Repeat the whole listing exactly.

Start

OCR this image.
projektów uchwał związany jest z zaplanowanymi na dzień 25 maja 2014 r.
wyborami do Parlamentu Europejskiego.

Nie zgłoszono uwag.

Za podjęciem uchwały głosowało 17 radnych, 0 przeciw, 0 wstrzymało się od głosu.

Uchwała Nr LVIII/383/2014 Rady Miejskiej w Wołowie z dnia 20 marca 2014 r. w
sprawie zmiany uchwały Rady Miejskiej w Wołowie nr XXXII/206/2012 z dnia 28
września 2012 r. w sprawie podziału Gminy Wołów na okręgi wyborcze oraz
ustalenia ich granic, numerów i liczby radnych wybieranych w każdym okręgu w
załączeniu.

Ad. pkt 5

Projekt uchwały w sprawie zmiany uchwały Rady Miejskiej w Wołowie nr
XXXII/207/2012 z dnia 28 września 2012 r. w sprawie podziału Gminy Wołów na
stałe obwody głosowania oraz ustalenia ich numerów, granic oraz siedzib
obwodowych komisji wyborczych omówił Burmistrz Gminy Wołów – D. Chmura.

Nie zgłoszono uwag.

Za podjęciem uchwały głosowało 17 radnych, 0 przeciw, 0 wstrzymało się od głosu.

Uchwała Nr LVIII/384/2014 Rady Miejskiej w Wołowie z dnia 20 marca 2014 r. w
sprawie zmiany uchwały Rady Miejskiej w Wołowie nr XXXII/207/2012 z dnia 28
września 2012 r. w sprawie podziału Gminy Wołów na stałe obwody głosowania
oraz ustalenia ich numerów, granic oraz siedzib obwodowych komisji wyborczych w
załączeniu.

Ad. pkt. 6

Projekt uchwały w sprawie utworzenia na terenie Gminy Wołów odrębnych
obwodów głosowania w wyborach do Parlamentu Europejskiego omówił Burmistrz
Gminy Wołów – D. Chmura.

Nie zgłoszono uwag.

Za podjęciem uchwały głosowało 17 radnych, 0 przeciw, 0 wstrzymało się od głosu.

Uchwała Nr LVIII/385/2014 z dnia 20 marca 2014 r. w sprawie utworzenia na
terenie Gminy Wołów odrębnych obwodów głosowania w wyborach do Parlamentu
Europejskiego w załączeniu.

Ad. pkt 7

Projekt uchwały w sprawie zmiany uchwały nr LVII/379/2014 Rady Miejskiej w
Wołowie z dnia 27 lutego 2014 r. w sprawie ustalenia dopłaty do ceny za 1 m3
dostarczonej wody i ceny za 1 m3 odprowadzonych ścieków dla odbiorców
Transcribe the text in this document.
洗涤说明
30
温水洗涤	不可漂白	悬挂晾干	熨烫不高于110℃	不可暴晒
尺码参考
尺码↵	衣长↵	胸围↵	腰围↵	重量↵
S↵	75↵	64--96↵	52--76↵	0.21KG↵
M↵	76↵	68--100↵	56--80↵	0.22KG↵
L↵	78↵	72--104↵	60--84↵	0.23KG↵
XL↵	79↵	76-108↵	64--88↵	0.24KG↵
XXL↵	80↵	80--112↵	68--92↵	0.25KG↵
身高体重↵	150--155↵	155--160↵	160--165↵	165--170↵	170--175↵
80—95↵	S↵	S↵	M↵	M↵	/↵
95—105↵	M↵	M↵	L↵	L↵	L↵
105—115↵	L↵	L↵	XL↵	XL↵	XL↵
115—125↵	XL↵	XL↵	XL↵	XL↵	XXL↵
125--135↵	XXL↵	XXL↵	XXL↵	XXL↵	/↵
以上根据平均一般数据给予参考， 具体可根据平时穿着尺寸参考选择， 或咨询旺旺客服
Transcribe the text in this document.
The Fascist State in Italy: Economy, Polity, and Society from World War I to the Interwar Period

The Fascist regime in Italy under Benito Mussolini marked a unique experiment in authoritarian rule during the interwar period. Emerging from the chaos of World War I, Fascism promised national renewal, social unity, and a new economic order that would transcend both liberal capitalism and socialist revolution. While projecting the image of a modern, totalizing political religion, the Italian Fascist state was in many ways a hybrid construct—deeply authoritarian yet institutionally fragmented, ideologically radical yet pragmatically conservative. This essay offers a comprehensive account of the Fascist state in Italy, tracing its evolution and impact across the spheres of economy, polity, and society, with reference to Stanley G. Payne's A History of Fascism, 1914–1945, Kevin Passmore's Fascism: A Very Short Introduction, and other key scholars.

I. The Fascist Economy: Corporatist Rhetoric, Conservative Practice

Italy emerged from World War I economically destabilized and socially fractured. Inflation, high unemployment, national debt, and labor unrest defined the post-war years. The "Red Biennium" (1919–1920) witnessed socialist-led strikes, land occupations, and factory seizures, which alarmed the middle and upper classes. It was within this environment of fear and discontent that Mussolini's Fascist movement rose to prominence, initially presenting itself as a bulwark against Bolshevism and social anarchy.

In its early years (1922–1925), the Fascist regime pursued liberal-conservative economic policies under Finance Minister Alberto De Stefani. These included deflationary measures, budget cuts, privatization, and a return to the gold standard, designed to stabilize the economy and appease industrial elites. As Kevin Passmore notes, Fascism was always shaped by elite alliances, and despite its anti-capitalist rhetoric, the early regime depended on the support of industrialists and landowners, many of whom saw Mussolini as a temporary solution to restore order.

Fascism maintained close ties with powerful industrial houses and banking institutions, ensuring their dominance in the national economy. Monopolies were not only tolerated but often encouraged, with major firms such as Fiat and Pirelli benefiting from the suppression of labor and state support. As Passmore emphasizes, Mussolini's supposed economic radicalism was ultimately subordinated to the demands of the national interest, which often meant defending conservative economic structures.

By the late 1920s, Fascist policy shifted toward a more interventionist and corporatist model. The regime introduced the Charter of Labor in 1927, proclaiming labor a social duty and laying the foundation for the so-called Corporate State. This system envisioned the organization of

End

▶ **Task answer**
OCR this image.
projektów uchwał związany jest z zaplanowanymi na dzień 25 maja 2014 r.
wyborami do Parlamentu Europejskiego.

Nie zgłoszono uwag.

Za podjęciem uchwały głosowało 17 radnych, 0 przeciw, 0 wstrzymało się od głosu.

Uchwała Nr LVIII/383/2014 Rady Miejskiej w Wołowie z dnia 20 marca 2014 r. w
sprawie zmiany uchwały Rady Miejskiej w Wołowie nr XXXII/206/2012 z dnia 28
września 2012 r. w sprawie podziału Gminy Wołów na okręgi wyborcze oraz
ustalenia ich granic, numerów i liczby radnych wybieranych w każdym okręgu w
załączeniu.

Ad. pkt 5

Projekt uchwały w sprawie zmiany uchwały Rady Miejskiej w Wołowie nr
XXXII/207/2012 z dnia 28 września 2012 r. w sprawie podziału Gminy Wołów na
stałe obwody głosowania oraz ustalenia ich numerów, granic oraz siedzib
obwodowych komisji wyborczych omówił Burmistrz Gminy Wołów – D. Chmura.

Nie zgłoszono uwag.

Za podjęciem uchwały głosowało 17 radnych, 0 przeciw, 0 wstrzymało się od głosu.

Uchwała Nr LVIII/384/2014 Rady Miejskiej w Wołowie z dnia 20 marca 2014 r. w
sprawie zmiany uchwały Rady Miejskiej w Wołowie nr XXXII/207/2012 z dnia 28
września 2012 r. w sprawie podziału Gminy Wołów na stałe obwody głosowania
oraz ustalenia ich numerów, granic oraz siedzib obwodowych komisji wyborczych w
załączeniu.

Ad. pkt. 6

Projekt uchwały w sprawie utworzenia na terenie Gminy Wołów odrębnych
obwodów głosowania w wyborach do Parlamentu Europejskiego omówił Burmistrz
Gminy Wołów – D. Chmura.

Nie zgłoszono uwag.

Za podjęciem uchwały głosowało 17 radnych, 0 przeciw, 0 wstrzymało się od głosu.

Uchwała Nr LVIII/385/2014 z dnia 20 marca 2014 r. w sprawie utworzenia na
terenie Gminy Wołów odrębnych obwodów głosowania w wyborach do Parlamentu
Europejskiego w załączeniu.

Ad. pkt 7

Projekt uchwały w sprawie zmiany uchwały nr LVII/379/2014 Rady Miejskiej w
Wołowie z dnia 27 lutego 2014 r. w sprawie ustalenia dopłaty do ceny za 1 m3
dostarczonej wody i ceny za 1 m3 odprowadzonych ścieków dla odbiorców
Transcribe the text in this document.
洗涤说明
30
温水洗涤	不可漂白	悬挂晾干	熨烫不高于110℃	不可暴晒
尺码参考
尺码↵	衣长↵	胸围↵	腰围↵	重量↵
S↵	75↵	64--96↵	52--76↵	0.21KG↵
M↵	76↵	68--100↵	56--80↵	0.22KG↵
L↵	78↵	72--104↵	60--84↵	0.23KG↵
XL↵	79↵	76-108↵	64--88↵	0.24KG↵
XXL↵	80↵	80--112↵	68--92↵	0.25KG↵
身高体重↵	150--155↵	155--160↵	160--165↵	165--170↵	170--175↵
80—95↵	S↵	S↵	M↵	M↵	/↵
95—105↵	M↵	M↵	L↵	L↵	L↵
105—115↵	L↵	L↵	XL↵	XL↵	XL↵
115—125↵	XL↵	XL↵	XL↵	XL↵	XXL↵
125--135↵	XXL↵	XXL↵	XXL↵	XXL↵	/↵
以上根据平均一般数据给予参考， 具体可根据平时穿着尺寸参考选择， 或咨询旺旺客服
Transcribe the text in this document.
The Fascist State in Italy: Economy, Polity, and Society from World War I to the Interwar Period

The Fascist regime in Italy under Benito Mussolini marked a unique experiment in authoritarian rule during the interwar period. Emerging from the chaos of World War I, Fascism promised national renewal, social unity, and a new economic order that would transcend both liberal capitalism and socialist revolution. While projecting the image of a modern, totalizing political religion, the Italian Fascist state was in many ways a hybrid construct—deeply authoritarian yet institutionally fragmented, ideologically radical yet pragmatically conservative. This essay offers a comprehensive account of the Fascist state in Italy, tracing its evolution and impact across the spheres of economy, polity, and society, with reference to Stanley G. Payne's A History of Fascism, 1914–1945, Kevin Passmore's Fascism: A Very Short Introduction, and other key scholars.

I. The Fascist Economy: Corporatist Rhetoric, Conservative Practice

Italy emerged from World War I economically destabilized and socially fractured. Inflation, high unemployment, national debt, and labor unrest defined the post-war years. The "Red Biennium" (1919–1920) witnessed socialist-led strikes, land occupations, and factory seizures, which alarmed the middle and upper classes. It was within this environment of fear and discontent that Mussolini's Fascist movement rose to prominence, initially presenting itself as a bulwark against Bolshevism and social anarchy.

In its early years (1922–1925), the Fascist regime pursued liberal-conservative economic policies under Finance Minister Alberto De Stefani. These included deflationary measures, budget cuts, privatization, and a return to the gold standard, designed to stabilize the economy and appease industrial elites. As Kevin Passmore notes, Fascism was always shaped by elite alliances, and despite its anti-capitalist rhetoric, the early regime depended on the support of industrialists and landowners, many of whom saw Mussolini as a temporary solution to restore order.

Fascism maintained close ties with powerful industrial houses and banking institutions, ensuring their dominance in the national economy. Monopolies were not only tolerated but often encouraged, with major firms such as Fiat and Pirelli benefiting from the suppression of labor and state support. As Passmore emphasizes, Mussolini's supposed economic radicalism was ultimately subordinated to the demands of the national interest, which often meant defending conservative economic structures.

By the late 1920s, Fascist policy shifted toward a more interventionist and corporatist model. The regime introduced the Charter of Labor in 1927, proclaiming labor a social duty and laying the foundation for the so-called Corporate State. This system envisioned the organization of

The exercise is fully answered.